** Data section follows **

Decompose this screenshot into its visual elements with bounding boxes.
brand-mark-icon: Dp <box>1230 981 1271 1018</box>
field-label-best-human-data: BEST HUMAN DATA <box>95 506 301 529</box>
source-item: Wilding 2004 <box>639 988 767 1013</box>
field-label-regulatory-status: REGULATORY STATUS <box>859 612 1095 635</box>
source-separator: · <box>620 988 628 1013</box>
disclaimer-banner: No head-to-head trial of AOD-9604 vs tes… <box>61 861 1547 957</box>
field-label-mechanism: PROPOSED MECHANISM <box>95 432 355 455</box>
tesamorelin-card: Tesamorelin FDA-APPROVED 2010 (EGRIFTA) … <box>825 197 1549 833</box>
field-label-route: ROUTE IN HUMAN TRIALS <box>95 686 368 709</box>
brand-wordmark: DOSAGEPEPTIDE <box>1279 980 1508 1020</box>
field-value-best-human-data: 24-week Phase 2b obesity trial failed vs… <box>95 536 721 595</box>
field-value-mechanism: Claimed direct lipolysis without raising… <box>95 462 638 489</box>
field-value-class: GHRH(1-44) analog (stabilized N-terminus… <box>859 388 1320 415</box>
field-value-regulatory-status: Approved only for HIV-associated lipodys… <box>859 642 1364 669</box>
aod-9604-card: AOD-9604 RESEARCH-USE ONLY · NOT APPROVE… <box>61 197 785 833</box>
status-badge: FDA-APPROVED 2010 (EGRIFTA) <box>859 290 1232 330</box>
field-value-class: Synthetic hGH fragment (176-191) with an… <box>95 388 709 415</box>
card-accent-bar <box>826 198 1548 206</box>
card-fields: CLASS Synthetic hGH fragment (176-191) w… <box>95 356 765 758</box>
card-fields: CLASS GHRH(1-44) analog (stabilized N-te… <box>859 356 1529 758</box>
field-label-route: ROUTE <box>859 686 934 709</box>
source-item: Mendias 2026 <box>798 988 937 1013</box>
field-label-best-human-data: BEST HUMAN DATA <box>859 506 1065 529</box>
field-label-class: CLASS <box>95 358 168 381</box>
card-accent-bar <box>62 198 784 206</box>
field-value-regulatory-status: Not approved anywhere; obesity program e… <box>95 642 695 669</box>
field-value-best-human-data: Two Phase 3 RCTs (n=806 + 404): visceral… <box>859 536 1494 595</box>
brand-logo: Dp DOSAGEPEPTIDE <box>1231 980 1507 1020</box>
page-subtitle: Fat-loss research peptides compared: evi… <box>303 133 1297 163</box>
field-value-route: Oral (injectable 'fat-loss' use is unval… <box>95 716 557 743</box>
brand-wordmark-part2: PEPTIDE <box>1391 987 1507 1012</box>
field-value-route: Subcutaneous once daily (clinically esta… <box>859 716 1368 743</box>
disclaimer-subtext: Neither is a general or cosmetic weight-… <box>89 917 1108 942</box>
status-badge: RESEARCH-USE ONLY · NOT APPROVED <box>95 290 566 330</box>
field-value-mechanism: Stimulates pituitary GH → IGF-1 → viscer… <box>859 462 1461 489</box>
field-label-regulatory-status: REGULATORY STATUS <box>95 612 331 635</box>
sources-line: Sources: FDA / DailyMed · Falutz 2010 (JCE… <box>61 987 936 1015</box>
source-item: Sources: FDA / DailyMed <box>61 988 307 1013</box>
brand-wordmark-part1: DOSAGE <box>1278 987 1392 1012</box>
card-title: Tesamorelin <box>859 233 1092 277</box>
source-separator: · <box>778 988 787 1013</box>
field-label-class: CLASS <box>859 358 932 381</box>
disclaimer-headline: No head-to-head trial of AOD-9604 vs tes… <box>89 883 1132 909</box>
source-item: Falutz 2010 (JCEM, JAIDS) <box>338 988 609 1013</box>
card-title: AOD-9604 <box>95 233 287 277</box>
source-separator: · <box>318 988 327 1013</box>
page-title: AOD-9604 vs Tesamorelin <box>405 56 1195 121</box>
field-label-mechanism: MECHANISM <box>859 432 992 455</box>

** End of Data section **

**Your instructions**.
A word-for-word copy of the full listing is required.

**Solution for this exercise**.
Decompose this screenshot into its visual elements with bounding boxes.
brand-mark-icon: Dp <box>1230 981 1271 1018</box>
field-label-best-human-data: BEST HUMAN DATA <box>95 506 301 529</box>
source-item: Wilding 2004 <box>639 988 767 1013</box>
field-label-regulatory-status: REGULATORY STATUS <box>859 612 1095 635</box>
source-separator: · <box>620 988 628 1013</box>
disclaimer-banner: No head-to-head trial of AOD-9604 vs tes… <box>61 861 1547 957</box>
field-label-mechanism: PROPOSED MECHANISM <box>95 432 355 455</box>
tesamorelin-card: Tesamorelin FDA-APPROVED 2010 (EGRIFTA) … <box>825 197 1549 833</box>
field-label-route: ROUTE IN HUMAN TRIALS <box>95 686 368 709</box>
brand-wordmark: DOSAGEPEPTIDE <box>1279 980 1508 1020</box>
field-value-best-human-data: 24-week Phase 2b obesity trial failed vs… <box>95 536 721 595</box>
field-value-mechanism: Claimed direct lipolysis without raising… <box>95 462 638 489</box>
field-value-class: GHRH(1-44) analog (stabilized N-terminus… <box>859 388 1320 415</box>
field-value-regulatory-status: Approved only for HIV-associated lipodys… <box>859 642 1364 669</box>
aod-9604-card: AOD-9604 RESEARCH-USE ONLY · NOT APPROVE… <box>61 197 785 833</box>
status-badge: FDA-APPROVED 2010 (EGRIFTA) <box>859 290 1232 330</box>
field-value-class: Synthetic hGH fragment (176-191) with an… <box>95 388 709 415</box>
card-accent-bar <box>826 198 1548 206</box>
card-fields: CLASS Synthetic hGH fragment (176-191) w… <box>95 356 765 758</box>
card-fields: CLASS GHRH(1-44) analog (stabilized N-te… <box>859 356 1529 758</box>
field-label-route: ROUTE <box>859 686 934 709</box>
source-item: Mendias 2026 <box>798 988 937 1013</box>
field-label-best-human-data: BEST HUMAN DATA <box>859 506 1065 529</box>
field-label-class: CLASS <box>95 358 168 381</box>
card-accent-bar <box>62 198 784 206</box>
field-value-regulatory-status: Not approved anywhere; obesity program e… <box>95 642 695 669</box>
field-value-best-human-data: Two Phase 3 RCTs (n=806 + 404): visceral… <box>859 536 1494 595</box>
brand-logo: Dp DOSAGEPEPTIDE <box>1231 980 1507 1020</box>
page-subtitle: Fat-loss research peptides compared: evi… <box>303 133 1297 163</box>
field-value-route: Oral (injectable 'fat-loss' use is unval… <box>95 716 557 743</box>
brand-wordmark-part2: PEPTIDE <box>1391 987 1507 1012</box>
field-value-route: Subcutaneous once daily (clinically esta… <box>859 716 1368 743</box>
disclaimer-subtext: Neither is a general or cosmetic weight-… <box>89 917 1108 942</box>
status-badge: RESEARCH-USE ONLY · NOT APPROVED <box>95 290 566 330</box>
field-value-mechanism: Stimulates pituitary GH → IGF-1 → viscer… <box>859 462 1461 489</box>
field-label-regulatory-status: REGULATORY STATUS <box>95 612 331 635</box>
sources-line: Sources: FDA / DailyMed · Falutz 2010 (JCE… <box>61 987 936 1015</box>
source-item: Sources: FDA / DailyMed <box>61 988 307 1013</box>
brand-wordmark-part1: DOSAGE <box>1278 987 1392 1012</box>
card-title: Tesamorelin <box>859 233 1092 277</box>
source-separator: · <box>778 988 787 1013</box>
field-label-class: CLASS <box>859 358 932 381</box>
disclaimer-headline: No head-to-head trial of AOD-9604 vs tes… <box>89 883 1132 909</box>
source-item: Falutz 2010 (JCEM, JAIDS) <box>338 988 609 1013</box>
card-title: AOD-9604 <box>95 233 287 277</box>
source-separator: · <box>318 988 327 1013</box>
page-title: AOD-9604 vs Tesamorelin <box>405 56 1195 121</box>
field-label-mechanism: MECHANISM <box>859 432 992 455</box>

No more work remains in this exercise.